◆ Task to carry out
Quote the lines below from the one containing "Give me a plain-text" to the final line, both ends included; exclude the pictures.

══════════════════════════════

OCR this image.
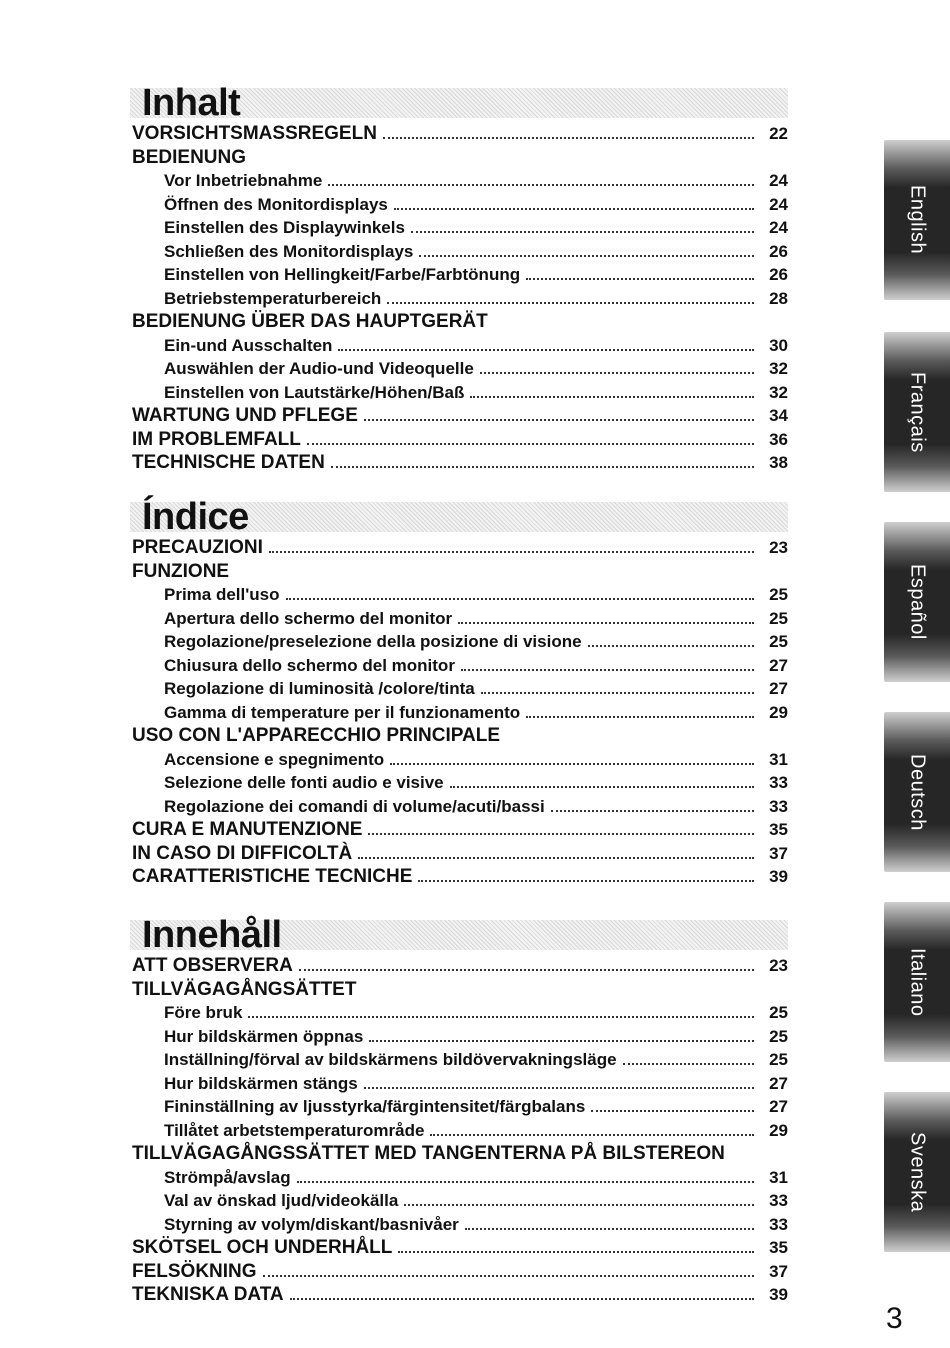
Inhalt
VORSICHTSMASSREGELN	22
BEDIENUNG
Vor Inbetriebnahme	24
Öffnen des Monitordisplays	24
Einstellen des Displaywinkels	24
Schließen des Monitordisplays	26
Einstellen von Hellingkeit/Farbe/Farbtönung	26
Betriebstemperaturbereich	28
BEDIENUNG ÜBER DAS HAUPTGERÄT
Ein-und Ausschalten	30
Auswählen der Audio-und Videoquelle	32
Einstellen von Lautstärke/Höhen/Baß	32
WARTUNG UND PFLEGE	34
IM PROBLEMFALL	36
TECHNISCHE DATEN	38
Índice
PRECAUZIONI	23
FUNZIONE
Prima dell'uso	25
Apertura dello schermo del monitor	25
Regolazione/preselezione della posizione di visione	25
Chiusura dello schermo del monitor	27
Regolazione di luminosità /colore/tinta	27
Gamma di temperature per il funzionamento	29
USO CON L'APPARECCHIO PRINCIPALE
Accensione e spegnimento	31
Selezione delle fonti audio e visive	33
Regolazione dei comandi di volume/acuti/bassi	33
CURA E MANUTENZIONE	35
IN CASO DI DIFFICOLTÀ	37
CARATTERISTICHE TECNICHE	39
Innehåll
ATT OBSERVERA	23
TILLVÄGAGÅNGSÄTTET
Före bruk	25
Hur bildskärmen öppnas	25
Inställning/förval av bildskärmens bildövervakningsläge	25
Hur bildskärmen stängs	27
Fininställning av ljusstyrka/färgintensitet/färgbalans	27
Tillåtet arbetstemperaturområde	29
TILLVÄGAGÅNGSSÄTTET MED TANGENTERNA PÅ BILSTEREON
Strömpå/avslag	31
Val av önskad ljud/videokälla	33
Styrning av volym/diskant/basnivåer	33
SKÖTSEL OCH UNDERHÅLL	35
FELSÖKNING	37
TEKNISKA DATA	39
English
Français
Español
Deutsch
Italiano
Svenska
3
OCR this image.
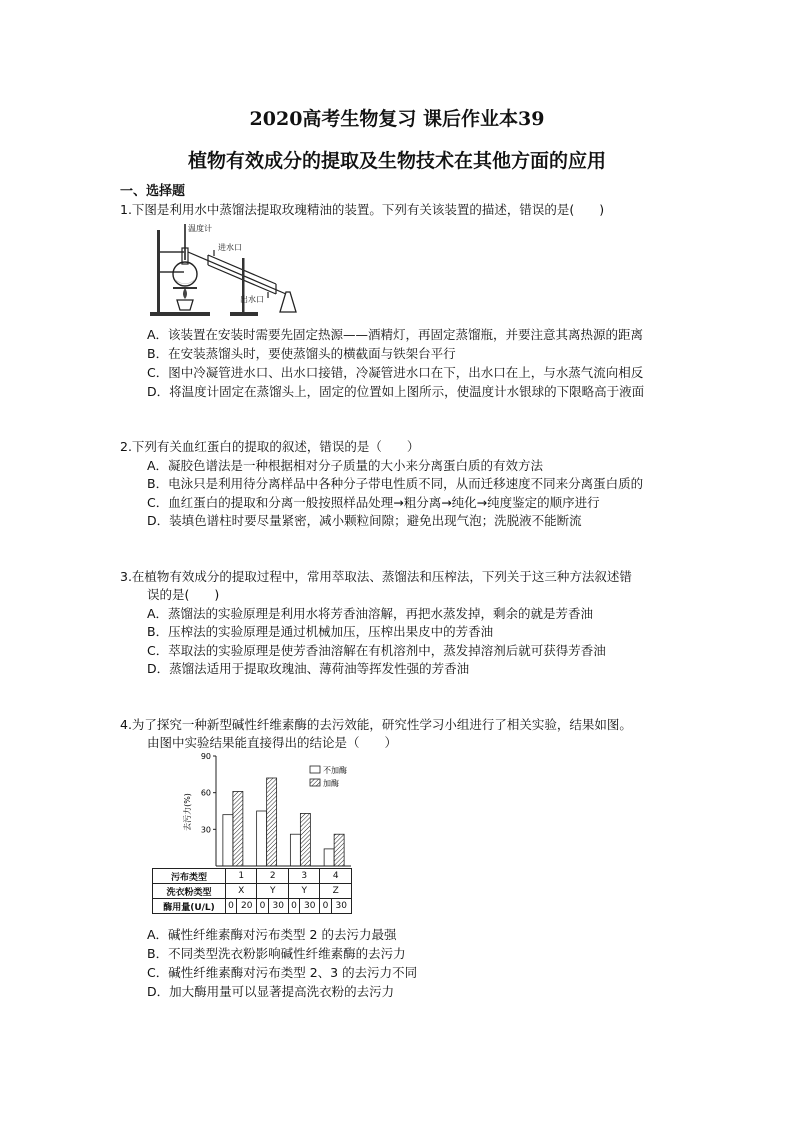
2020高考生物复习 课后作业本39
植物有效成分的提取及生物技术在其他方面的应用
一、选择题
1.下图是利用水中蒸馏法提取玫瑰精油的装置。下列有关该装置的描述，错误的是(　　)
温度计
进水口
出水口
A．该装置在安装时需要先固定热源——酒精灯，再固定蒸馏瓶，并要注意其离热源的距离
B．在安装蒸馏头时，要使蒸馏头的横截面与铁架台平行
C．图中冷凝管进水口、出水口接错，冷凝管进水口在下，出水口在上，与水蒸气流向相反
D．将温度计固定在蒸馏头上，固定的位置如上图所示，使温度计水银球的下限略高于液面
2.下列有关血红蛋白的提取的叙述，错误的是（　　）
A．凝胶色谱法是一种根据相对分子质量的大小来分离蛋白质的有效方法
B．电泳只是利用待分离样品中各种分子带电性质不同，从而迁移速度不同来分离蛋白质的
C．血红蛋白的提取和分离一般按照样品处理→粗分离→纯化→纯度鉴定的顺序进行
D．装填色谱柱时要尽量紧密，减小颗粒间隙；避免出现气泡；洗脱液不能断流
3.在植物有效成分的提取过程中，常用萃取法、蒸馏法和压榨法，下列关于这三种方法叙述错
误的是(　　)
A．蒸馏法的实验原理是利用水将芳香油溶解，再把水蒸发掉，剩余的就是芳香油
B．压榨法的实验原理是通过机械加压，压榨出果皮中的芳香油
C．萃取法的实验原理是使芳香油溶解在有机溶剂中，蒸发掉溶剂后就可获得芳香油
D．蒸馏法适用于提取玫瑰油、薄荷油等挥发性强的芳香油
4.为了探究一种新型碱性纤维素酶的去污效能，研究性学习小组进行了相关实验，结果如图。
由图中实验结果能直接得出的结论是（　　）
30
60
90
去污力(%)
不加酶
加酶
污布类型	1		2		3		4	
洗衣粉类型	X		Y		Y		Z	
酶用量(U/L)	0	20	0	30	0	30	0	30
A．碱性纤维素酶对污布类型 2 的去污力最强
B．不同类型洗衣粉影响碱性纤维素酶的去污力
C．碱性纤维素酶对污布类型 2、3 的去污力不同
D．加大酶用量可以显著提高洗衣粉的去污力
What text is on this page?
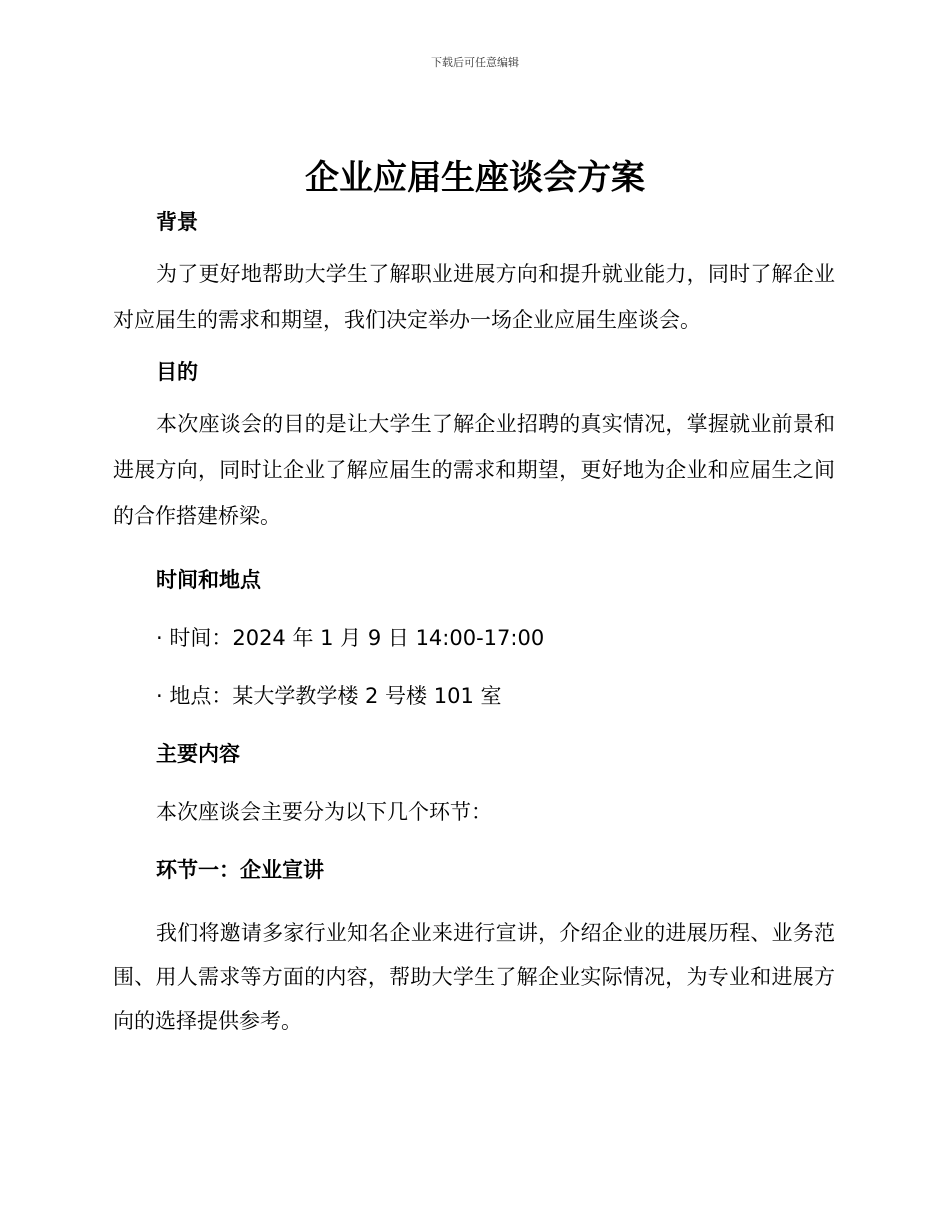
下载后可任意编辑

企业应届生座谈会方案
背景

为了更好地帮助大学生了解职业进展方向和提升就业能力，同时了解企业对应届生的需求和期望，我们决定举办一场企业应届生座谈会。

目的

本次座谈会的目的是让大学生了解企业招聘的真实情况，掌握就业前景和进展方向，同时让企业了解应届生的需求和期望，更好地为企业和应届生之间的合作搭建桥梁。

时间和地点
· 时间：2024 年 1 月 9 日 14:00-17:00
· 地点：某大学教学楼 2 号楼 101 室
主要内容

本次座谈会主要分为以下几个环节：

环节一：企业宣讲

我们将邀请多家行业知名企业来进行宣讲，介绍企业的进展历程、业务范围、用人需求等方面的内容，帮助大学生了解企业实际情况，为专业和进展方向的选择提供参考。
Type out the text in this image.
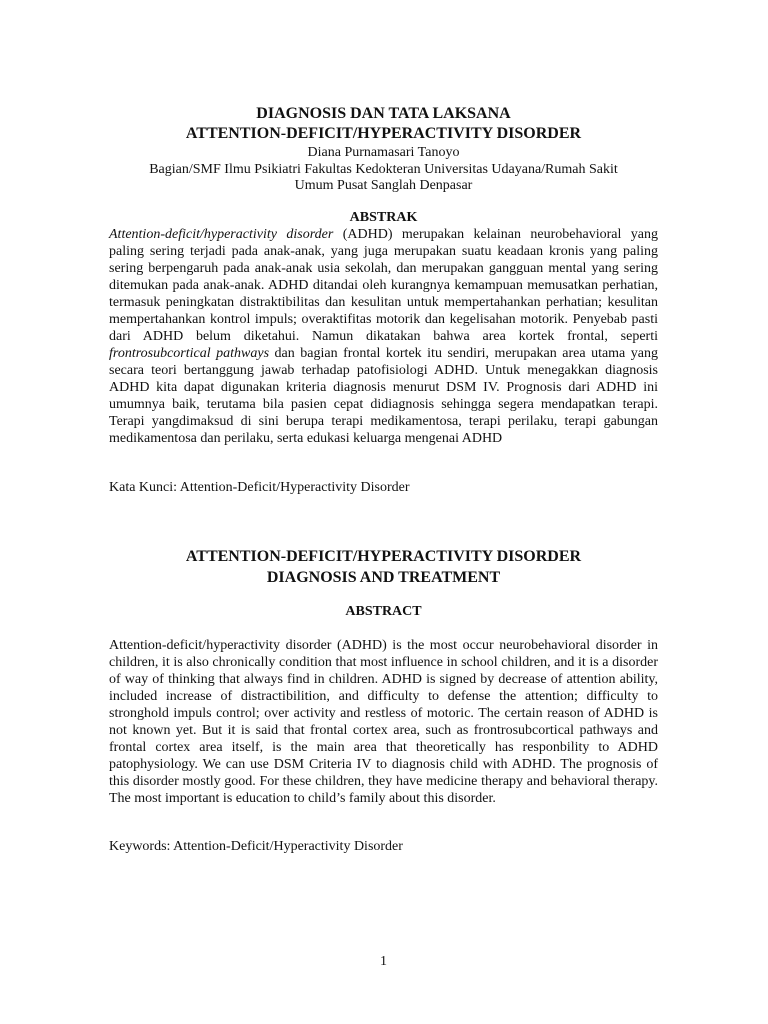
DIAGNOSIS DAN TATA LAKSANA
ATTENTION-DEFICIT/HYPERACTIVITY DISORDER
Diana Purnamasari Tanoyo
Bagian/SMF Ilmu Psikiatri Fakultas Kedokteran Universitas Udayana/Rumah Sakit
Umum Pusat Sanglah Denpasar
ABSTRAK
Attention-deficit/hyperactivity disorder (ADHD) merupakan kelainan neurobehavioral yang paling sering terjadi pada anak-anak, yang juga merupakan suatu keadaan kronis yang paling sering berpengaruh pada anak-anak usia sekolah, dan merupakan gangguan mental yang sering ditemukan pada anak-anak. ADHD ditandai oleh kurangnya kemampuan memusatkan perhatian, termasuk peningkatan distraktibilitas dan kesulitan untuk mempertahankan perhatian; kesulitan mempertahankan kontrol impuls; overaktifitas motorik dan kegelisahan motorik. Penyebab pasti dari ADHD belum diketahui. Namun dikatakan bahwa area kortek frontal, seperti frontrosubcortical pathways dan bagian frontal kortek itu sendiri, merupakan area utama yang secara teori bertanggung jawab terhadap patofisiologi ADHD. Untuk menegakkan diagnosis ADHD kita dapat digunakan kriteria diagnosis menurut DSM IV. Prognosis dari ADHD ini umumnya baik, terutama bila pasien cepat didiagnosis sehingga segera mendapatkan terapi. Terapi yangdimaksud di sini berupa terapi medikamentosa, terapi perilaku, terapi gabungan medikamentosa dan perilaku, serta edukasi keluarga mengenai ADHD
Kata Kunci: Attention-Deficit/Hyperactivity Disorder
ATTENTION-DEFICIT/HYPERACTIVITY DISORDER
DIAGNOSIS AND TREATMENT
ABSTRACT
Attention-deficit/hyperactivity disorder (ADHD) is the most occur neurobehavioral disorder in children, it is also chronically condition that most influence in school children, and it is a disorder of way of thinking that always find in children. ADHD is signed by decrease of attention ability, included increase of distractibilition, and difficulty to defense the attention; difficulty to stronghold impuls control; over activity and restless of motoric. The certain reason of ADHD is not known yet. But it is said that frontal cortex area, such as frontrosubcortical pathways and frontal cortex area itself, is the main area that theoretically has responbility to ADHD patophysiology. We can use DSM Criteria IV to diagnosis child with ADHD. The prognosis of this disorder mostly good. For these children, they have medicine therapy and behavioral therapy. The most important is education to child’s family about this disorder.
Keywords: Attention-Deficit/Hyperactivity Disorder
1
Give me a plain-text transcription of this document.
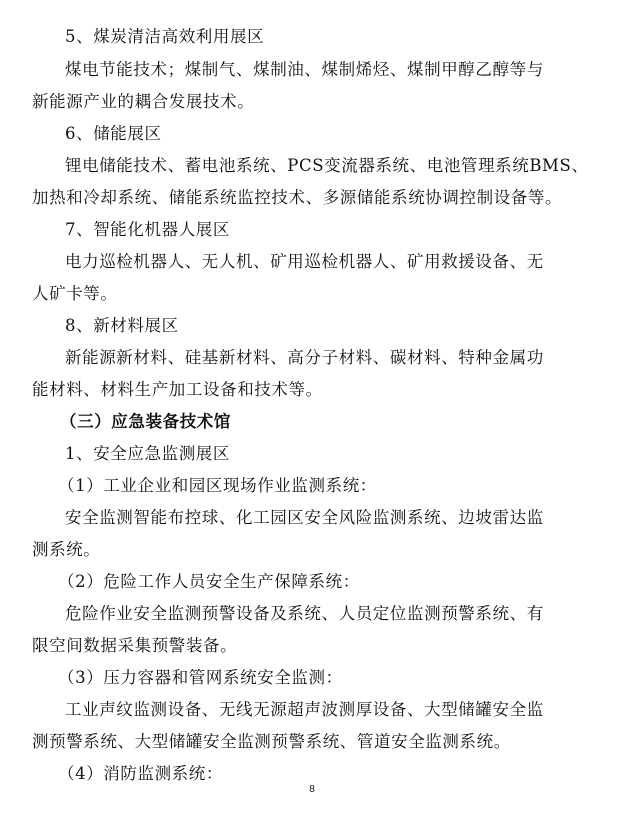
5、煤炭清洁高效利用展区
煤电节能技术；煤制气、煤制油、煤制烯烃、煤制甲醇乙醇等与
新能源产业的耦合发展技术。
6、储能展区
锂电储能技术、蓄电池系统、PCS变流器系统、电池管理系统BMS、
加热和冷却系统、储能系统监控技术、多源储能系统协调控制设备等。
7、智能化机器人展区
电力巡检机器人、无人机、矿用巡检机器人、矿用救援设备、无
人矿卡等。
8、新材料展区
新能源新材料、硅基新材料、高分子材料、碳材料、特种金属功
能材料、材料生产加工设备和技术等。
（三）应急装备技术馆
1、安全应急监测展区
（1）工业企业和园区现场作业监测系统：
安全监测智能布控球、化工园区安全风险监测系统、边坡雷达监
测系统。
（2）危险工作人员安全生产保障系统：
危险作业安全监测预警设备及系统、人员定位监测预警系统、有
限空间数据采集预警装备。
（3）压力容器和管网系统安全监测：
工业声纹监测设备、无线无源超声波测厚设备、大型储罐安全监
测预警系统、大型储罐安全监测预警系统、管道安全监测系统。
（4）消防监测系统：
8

══════════════════════════════

◆ Written solution
Give me a plain-text transcription of this document.
5、煤炭清洁高效利用展区
煤电节能技术；煤制气、煤制油、煤制烯烃、煤制甲醇乙醇等与
新能源产业的耦合发展技术。
6、储能展区
锂电储能技术、蓄电池系统、PCS变流器系统、电池管理系统BMS、
加热和冷却系统、储能系统监控技术、多源储能系统协调控制设备等。
7、智能化机器人展区
电力巡检机器人、无人机、矿用巡检机器人、矿用救援设备、无
人矿卡等。
8、新材料展区
新能源新材料、硅基新材料、高分子材料、碳材料、特种金属功
能材料、材料生产加工设备和技术等。
（三）应急装备技术馆
1、安全应急监测展区
（1）工业企业和园区现场作业监测系统：
安全监测智能布控球、化工园区安全风险监测系统、边坡雷达监
测系统。
（2）危险工作人员安全生产保障系统：
危险作业安全监测预警设备及系统、人员定位监测预警系统、有
限空间数据采集预警装备。
（3）压力容器和管网系统安全监测：
工业声纹监测设备、无线无源超声波测厚设备、大型储罐安全监
测预警系统、大型储罐安全监测预警系统、管道安全监测系统。
（4）消防监测系统：
8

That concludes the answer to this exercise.